Brief – Scan the records below for lines with the word "note", then state how many you find and nothing else.

Dataset rows –

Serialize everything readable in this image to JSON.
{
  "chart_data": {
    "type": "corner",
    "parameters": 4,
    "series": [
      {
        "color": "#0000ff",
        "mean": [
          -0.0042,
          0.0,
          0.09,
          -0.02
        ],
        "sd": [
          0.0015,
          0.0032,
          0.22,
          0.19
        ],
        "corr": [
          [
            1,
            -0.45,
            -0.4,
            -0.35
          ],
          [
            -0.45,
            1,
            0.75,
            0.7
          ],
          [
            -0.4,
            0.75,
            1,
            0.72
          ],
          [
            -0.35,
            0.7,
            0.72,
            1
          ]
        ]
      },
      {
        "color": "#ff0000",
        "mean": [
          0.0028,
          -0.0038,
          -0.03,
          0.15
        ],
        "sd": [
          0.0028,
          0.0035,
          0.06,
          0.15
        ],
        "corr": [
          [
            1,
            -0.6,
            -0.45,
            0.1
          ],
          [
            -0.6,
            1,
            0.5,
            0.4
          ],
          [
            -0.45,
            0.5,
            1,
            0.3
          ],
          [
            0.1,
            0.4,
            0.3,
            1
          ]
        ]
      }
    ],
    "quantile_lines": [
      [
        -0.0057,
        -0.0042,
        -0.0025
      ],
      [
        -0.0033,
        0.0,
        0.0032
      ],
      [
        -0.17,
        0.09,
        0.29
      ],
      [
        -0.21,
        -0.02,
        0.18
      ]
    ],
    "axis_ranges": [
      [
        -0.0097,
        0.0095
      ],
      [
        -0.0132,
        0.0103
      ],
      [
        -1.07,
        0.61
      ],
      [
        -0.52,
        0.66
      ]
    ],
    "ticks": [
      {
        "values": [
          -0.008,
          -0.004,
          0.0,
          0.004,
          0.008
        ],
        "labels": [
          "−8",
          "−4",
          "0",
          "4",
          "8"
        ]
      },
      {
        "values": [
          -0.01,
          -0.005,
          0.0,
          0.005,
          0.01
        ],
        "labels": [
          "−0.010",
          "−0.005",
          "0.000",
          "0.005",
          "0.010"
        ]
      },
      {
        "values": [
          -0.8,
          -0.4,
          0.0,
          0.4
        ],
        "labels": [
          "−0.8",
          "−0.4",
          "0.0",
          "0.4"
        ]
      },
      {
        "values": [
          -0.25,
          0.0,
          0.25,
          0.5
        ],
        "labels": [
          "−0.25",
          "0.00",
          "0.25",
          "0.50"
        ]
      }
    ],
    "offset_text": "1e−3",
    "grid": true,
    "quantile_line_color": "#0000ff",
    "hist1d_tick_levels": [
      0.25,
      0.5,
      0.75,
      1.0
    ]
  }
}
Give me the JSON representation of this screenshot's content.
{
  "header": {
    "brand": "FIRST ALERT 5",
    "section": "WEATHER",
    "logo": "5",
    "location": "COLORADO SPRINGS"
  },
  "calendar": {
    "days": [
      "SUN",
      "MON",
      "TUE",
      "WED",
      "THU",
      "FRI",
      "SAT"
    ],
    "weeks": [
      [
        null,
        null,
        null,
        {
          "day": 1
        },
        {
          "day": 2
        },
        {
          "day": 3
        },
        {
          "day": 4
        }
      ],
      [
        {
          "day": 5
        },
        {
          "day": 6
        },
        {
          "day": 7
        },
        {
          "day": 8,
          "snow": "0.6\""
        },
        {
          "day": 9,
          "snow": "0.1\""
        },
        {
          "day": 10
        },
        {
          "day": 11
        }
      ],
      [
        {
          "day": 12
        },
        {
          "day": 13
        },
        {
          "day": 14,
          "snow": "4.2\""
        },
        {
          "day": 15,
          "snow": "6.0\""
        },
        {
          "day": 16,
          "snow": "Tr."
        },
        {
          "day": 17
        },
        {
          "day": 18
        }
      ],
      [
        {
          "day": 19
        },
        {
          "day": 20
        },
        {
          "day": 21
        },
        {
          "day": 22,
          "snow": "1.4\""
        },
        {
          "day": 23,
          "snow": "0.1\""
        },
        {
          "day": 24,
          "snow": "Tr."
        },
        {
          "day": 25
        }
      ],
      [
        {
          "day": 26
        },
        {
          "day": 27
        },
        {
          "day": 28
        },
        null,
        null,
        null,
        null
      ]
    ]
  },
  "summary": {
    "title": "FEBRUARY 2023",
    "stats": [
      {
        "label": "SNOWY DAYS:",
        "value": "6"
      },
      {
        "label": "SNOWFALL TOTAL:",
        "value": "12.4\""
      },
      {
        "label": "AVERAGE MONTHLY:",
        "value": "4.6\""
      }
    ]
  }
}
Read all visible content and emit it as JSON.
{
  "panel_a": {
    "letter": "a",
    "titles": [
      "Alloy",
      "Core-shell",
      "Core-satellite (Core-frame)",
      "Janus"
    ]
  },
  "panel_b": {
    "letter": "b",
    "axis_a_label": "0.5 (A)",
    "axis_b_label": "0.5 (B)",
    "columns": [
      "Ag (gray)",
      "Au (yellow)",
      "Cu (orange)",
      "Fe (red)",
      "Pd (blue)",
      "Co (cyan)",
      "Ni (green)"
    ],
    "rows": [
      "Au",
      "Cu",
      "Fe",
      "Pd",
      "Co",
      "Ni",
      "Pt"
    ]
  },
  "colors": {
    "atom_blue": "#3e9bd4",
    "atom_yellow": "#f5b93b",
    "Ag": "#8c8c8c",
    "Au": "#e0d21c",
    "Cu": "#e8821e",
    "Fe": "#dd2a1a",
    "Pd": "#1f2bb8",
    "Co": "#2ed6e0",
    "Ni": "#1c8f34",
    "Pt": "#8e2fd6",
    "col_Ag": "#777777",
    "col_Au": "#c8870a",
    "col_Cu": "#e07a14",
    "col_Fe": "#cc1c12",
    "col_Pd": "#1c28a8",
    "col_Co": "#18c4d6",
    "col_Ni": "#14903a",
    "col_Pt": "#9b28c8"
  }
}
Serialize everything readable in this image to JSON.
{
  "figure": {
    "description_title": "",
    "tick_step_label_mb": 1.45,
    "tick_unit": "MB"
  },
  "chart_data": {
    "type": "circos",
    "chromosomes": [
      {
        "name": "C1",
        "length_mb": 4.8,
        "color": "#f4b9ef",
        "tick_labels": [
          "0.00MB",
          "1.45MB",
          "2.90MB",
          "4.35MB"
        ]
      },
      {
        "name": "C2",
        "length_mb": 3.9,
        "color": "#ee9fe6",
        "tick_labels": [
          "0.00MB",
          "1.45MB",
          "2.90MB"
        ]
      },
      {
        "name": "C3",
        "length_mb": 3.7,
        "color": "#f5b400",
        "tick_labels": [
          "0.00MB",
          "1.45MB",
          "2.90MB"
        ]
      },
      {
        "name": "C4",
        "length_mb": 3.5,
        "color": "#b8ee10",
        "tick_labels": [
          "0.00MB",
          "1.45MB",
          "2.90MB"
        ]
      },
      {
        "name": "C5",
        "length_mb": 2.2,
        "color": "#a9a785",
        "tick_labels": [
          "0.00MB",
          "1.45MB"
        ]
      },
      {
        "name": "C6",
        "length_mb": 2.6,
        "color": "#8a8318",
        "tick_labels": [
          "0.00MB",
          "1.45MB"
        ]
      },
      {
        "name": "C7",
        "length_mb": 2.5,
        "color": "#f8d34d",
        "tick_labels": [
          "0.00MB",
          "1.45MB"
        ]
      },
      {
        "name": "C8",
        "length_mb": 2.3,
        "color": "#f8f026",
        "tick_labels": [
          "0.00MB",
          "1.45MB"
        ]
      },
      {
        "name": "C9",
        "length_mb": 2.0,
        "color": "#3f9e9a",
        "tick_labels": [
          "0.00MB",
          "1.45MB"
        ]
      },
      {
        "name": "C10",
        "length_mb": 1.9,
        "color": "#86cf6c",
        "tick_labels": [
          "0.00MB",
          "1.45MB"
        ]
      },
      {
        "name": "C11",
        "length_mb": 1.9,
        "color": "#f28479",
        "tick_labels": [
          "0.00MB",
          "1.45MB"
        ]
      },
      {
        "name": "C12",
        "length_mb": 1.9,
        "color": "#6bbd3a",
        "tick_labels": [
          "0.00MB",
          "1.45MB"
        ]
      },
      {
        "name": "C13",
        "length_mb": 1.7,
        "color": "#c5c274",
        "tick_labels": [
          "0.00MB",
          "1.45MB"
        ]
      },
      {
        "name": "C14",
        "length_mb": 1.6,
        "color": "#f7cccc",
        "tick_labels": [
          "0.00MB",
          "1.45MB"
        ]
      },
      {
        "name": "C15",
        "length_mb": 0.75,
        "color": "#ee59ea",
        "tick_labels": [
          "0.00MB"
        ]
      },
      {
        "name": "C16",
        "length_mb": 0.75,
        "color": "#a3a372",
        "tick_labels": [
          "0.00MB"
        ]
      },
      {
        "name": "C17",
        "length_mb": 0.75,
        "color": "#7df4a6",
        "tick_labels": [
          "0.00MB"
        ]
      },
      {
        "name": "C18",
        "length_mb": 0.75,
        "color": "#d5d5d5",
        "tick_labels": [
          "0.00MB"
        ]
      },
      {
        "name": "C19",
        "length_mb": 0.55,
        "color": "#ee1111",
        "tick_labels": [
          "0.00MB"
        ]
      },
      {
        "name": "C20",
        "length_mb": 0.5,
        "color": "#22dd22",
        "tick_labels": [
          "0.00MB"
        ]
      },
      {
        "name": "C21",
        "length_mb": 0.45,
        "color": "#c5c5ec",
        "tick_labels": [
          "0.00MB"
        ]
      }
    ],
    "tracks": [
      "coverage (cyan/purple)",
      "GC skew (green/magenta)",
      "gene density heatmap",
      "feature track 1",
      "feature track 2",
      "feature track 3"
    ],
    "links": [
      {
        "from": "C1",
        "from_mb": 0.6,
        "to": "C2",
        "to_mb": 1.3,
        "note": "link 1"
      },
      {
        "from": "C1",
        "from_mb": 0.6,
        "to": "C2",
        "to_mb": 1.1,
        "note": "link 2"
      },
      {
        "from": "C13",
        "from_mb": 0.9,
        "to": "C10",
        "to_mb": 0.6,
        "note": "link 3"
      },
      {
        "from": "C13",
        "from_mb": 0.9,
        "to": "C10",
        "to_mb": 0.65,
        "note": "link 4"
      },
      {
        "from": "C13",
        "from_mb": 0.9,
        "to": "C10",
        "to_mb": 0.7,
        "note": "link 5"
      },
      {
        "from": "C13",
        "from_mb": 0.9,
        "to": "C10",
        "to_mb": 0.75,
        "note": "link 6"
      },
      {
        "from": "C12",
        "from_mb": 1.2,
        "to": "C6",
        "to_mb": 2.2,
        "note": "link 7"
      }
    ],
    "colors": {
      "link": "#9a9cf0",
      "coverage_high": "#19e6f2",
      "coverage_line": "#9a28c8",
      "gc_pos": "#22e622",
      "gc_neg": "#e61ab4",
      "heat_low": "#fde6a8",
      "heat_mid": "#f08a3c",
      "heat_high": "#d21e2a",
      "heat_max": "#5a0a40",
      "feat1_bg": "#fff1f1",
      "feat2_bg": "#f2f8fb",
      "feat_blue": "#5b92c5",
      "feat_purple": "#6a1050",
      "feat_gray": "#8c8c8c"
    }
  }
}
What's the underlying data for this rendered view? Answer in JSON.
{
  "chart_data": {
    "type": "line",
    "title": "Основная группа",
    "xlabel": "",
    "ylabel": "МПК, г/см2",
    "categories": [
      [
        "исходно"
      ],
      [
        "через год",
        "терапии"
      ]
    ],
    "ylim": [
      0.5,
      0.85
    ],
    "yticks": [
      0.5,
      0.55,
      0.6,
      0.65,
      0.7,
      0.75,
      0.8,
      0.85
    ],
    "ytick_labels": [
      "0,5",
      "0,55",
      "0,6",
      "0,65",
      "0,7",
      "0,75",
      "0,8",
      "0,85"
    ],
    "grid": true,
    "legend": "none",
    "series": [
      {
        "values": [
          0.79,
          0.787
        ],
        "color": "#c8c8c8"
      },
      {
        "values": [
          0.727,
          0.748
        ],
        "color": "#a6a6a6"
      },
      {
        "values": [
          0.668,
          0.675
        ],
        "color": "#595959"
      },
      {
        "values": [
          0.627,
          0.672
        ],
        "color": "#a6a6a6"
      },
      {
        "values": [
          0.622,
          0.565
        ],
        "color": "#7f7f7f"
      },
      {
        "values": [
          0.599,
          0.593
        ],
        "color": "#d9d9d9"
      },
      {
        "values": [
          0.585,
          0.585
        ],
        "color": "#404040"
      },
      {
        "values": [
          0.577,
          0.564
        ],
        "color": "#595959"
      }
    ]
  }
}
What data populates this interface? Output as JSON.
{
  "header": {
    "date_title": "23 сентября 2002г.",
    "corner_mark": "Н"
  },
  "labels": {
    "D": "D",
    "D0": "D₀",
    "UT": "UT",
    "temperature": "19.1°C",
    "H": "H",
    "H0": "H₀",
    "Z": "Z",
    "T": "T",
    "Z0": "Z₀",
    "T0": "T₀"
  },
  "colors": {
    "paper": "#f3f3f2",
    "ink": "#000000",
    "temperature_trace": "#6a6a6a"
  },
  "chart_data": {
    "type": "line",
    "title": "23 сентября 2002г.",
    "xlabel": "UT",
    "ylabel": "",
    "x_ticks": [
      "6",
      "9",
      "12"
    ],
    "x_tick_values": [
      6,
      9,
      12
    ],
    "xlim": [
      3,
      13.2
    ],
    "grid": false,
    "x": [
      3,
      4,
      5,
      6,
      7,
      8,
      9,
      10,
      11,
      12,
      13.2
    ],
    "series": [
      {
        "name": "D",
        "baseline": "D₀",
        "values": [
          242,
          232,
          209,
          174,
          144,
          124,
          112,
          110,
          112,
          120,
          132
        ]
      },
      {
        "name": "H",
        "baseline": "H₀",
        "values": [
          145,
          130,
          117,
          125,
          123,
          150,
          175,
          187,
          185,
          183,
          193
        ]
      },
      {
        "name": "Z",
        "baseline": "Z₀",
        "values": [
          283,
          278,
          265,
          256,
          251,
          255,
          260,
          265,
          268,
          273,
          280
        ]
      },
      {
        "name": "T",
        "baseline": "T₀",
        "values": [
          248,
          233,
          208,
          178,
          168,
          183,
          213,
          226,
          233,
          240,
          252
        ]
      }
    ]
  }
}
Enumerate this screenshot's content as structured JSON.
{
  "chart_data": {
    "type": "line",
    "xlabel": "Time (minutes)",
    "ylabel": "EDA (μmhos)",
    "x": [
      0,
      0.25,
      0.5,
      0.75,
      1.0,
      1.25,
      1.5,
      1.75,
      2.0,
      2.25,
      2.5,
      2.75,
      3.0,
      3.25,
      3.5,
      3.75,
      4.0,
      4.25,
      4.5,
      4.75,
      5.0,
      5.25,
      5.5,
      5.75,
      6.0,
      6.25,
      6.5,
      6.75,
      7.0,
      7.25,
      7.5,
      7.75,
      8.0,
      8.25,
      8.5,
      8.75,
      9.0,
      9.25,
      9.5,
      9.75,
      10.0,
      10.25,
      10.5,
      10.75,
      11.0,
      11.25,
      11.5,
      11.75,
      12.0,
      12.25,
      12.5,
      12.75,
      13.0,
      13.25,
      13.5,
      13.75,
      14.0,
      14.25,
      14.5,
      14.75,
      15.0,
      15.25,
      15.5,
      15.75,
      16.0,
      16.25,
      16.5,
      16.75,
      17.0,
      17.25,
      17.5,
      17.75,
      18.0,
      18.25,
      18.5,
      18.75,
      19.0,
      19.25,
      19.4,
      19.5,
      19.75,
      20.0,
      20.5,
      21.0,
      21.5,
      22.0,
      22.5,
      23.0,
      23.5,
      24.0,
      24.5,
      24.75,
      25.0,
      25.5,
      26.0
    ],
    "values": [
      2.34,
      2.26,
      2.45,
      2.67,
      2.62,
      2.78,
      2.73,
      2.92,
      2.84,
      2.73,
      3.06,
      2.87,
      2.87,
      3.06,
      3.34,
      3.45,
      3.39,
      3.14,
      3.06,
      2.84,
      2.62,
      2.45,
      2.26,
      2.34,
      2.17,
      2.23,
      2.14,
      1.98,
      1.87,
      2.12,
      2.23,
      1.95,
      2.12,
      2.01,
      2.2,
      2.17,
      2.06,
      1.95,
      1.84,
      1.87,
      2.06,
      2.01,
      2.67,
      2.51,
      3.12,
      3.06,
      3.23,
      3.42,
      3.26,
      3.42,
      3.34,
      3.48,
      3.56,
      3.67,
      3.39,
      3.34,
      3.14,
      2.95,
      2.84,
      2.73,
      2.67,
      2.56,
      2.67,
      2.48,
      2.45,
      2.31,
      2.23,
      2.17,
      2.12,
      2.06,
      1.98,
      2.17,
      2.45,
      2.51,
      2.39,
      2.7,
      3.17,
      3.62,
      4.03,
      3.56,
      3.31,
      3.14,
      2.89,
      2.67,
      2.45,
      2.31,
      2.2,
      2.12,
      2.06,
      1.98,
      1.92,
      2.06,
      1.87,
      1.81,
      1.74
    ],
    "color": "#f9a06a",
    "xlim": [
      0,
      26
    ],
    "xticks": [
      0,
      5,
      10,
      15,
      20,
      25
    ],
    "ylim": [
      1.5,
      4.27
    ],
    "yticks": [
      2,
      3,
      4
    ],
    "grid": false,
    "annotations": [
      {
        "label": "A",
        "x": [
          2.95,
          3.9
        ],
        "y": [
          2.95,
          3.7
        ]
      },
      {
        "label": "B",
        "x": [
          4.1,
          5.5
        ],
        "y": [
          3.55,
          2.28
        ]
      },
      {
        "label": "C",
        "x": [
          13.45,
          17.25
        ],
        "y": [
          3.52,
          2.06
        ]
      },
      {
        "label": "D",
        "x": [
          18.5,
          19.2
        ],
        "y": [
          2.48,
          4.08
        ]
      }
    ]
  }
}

Problem solution – 7